(Data entries)
## begin

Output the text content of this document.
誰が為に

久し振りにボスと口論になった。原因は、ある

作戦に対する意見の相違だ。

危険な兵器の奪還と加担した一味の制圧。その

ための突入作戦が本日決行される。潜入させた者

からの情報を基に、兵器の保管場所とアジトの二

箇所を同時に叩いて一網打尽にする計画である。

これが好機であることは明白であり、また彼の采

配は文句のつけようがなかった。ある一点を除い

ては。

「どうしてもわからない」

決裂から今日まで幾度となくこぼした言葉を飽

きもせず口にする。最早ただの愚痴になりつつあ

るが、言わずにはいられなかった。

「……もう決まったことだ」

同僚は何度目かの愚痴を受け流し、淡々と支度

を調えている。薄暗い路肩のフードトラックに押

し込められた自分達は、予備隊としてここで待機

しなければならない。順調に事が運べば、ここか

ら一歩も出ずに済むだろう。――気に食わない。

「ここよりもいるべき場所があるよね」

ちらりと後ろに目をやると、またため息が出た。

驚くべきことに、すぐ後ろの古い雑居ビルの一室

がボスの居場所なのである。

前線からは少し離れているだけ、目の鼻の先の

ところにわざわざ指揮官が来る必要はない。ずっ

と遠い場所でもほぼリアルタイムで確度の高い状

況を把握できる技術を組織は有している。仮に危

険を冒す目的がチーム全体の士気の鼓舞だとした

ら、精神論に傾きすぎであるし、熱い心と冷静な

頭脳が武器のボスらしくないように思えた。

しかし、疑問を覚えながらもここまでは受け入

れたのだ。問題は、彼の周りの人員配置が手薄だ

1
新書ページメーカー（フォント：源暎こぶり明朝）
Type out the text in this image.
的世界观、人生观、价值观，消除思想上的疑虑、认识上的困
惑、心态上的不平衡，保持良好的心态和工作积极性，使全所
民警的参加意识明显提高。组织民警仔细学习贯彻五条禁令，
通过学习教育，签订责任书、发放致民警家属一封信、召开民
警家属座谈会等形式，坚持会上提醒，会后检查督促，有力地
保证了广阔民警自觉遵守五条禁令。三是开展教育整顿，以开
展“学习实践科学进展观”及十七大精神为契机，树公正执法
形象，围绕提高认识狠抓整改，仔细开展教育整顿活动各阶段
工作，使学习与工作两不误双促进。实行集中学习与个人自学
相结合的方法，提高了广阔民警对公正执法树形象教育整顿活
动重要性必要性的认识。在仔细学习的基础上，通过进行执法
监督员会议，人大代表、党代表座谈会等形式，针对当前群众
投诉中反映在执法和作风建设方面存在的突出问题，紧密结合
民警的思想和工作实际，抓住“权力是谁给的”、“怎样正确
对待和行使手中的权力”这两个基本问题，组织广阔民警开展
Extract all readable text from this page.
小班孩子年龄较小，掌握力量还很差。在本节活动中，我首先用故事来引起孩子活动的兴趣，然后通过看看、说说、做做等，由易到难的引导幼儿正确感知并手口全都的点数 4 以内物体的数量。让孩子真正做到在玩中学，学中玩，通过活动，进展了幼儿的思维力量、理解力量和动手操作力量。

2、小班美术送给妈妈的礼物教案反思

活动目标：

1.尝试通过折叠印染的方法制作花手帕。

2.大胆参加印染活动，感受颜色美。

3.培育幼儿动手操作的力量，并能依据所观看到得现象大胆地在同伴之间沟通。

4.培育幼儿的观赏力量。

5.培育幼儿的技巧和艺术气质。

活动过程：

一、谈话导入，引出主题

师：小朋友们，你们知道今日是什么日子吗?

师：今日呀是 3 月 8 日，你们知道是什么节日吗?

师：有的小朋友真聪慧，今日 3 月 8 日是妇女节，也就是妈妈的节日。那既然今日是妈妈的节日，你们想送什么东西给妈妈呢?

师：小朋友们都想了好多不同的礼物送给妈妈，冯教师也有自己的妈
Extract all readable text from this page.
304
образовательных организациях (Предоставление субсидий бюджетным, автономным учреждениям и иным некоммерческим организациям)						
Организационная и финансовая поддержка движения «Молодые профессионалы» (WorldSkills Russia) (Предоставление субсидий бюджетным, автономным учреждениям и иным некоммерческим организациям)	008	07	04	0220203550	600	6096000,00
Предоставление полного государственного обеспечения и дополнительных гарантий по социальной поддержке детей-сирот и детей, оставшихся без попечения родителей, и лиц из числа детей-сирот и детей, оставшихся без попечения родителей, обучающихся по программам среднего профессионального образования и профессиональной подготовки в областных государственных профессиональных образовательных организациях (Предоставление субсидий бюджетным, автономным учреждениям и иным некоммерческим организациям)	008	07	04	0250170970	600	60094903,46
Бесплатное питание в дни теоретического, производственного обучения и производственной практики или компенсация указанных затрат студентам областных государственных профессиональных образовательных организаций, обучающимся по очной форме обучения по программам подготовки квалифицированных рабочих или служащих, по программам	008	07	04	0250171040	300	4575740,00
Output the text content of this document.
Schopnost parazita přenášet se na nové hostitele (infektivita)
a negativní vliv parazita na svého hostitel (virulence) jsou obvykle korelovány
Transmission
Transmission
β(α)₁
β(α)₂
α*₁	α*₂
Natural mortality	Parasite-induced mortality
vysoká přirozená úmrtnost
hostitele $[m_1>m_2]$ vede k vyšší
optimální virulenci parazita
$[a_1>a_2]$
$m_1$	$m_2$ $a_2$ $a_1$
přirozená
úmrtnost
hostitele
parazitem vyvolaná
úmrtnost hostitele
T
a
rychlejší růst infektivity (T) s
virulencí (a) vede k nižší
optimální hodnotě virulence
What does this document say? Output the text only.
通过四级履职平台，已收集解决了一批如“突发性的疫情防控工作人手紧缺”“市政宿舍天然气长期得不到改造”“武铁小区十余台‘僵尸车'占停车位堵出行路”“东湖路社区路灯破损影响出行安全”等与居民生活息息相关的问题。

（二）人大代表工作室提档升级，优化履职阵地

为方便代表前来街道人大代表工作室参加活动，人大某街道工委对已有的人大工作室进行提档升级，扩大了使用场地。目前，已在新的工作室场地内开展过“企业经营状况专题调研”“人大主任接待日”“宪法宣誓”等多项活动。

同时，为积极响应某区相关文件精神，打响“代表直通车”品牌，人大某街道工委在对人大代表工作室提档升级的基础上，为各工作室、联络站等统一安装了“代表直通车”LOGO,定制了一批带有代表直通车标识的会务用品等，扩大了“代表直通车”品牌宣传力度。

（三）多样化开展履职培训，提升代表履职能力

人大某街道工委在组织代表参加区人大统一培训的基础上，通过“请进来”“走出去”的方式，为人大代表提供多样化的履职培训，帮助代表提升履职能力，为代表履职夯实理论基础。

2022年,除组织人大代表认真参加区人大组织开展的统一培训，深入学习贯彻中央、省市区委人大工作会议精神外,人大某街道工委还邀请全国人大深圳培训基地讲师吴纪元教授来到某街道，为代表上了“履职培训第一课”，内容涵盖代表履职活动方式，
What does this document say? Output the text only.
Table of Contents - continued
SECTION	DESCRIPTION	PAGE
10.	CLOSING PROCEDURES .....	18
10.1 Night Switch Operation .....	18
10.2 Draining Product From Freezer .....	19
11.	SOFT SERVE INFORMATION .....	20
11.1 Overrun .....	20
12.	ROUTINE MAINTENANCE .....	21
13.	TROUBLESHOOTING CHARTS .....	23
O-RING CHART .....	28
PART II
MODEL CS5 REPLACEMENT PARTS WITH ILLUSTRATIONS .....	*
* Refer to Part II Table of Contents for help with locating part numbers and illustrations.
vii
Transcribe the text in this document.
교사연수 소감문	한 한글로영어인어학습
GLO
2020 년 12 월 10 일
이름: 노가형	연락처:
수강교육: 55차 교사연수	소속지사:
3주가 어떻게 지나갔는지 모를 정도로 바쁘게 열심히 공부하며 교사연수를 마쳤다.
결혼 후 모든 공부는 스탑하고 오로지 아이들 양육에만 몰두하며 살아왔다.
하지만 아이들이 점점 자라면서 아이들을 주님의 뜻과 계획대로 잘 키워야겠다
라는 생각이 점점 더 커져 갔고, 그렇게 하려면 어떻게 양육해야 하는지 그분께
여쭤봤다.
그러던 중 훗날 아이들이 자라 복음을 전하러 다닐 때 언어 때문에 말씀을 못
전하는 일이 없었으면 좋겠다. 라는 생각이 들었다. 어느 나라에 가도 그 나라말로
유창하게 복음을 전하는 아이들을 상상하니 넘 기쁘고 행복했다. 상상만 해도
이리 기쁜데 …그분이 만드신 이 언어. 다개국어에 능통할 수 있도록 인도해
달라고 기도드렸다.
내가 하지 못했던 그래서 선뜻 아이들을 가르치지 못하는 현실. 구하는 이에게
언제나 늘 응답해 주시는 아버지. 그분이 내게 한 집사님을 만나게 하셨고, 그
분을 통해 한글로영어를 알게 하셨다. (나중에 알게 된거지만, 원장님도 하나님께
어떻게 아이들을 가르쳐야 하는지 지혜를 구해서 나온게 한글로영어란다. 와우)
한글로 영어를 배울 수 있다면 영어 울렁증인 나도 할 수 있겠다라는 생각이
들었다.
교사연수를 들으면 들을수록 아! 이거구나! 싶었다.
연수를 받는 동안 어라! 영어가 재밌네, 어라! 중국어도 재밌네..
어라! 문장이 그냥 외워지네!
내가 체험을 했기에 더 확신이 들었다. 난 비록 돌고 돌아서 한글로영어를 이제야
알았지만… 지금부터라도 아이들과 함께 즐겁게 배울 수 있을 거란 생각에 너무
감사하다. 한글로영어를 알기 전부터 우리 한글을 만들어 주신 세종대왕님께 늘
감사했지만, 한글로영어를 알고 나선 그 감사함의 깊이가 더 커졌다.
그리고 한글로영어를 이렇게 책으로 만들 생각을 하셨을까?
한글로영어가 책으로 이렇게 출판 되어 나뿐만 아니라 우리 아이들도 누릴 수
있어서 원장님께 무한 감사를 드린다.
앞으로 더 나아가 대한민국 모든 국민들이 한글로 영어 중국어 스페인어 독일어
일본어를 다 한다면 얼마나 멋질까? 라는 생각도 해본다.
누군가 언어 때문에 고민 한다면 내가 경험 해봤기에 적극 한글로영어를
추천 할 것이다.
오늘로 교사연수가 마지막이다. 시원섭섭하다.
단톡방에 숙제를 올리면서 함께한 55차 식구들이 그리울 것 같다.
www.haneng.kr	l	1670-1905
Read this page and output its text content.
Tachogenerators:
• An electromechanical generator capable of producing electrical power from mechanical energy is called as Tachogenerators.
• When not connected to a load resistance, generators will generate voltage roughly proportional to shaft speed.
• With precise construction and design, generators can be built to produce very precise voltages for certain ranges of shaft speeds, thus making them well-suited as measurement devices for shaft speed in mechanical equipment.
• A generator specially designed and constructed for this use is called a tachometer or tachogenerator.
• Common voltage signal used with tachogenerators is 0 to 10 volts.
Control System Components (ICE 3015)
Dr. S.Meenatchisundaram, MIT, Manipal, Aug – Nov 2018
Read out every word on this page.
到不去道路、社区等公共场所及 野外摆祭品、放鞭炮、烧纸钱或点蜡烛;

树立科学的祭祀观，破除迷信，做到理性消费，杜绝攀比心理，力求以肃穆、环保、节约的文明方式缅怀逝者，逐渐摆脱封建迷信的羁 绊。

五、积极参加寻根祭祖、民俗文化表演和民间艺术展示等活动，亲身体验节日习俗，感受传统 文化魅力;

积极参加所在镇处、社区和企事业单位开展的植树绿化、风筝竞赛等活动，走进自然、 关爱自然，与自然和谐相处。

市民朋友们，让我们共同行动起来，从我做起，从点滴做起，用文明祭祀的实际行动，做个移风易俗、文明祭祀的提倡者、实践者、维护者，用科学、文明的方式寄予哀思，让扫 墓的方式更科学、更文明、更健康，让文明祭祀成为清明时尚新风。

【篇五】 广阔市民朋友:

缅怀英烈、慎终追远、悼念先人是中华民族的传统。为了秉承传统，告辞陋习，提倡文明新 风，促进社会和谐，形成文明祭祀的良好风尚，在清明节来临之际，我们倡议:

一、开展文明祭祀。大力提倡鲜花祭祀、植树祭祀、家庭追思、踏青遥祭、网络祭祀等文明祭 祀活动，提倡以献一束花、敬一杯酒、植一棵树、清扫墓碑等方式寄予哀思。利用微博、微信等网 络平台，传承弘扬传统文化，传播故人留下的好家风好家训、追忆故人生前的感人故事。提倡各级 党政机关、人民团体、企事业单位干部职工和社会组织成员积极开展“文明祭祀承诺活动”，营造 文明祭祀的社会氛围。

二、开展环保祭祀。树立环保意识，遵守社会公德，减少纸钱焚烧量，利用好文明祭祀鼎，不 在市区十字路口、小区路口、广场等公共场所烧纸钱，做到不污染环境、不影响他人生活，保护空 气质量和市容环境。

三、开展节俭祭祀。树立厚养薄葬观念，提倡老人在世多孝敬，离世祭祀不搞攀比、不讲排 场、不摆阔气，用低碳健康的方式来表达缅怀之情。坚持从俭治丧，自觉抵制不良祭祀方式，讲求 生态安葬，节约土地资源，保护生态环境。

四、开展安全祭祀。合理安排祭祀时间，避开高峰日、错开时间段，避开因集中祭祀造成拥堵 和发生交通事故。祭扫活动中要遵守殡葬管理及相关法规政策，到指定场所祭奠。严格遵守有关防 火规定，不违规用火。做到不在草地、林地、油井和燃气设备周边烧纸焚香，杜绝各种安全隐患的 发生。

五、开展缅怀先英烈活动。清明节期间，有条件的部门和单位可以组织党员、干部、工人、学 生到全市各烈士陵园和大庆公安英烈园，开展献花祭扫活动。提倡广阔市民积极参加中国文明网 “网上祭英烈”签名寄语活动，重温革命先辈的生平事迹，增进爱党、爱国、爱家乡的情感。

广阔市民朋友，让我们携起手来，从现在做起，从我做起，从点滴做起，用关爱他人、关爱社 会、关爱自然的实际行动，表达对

## end

Gather all lines from the listing above in which "иным" occurs.

### Result below:
образовательных организациях (Предоставление субсидий бюджетным, автономным учреждениям и иным некоммерческим организациям)						
Организационная и финансовая поддержка движения «Молодые профессионалы» (WorldSkills Russia) (Предоставление субсидий бюджетным, автономным учреждениям и иным некоммерческим организациям)	008	07	04	0220203550	600	6096000,00
Предоставление полного государственного обеспечения и дополнительных гарантий по социальной поддержке детей-сирот и детей, оставшихся без попечения родителей, и лиц из числа детей-сирот и детей, оставшихся без попечения родителей, обучающихся по программам среднего профессионального образования и профессиональной подготовки в областных государственных профессиональных образовательных организациях (Предоставление субсидий бюджетным, автономным учреждениям и иным некоммерческим организациям)	008	07	04	0250170970	600	60094903,46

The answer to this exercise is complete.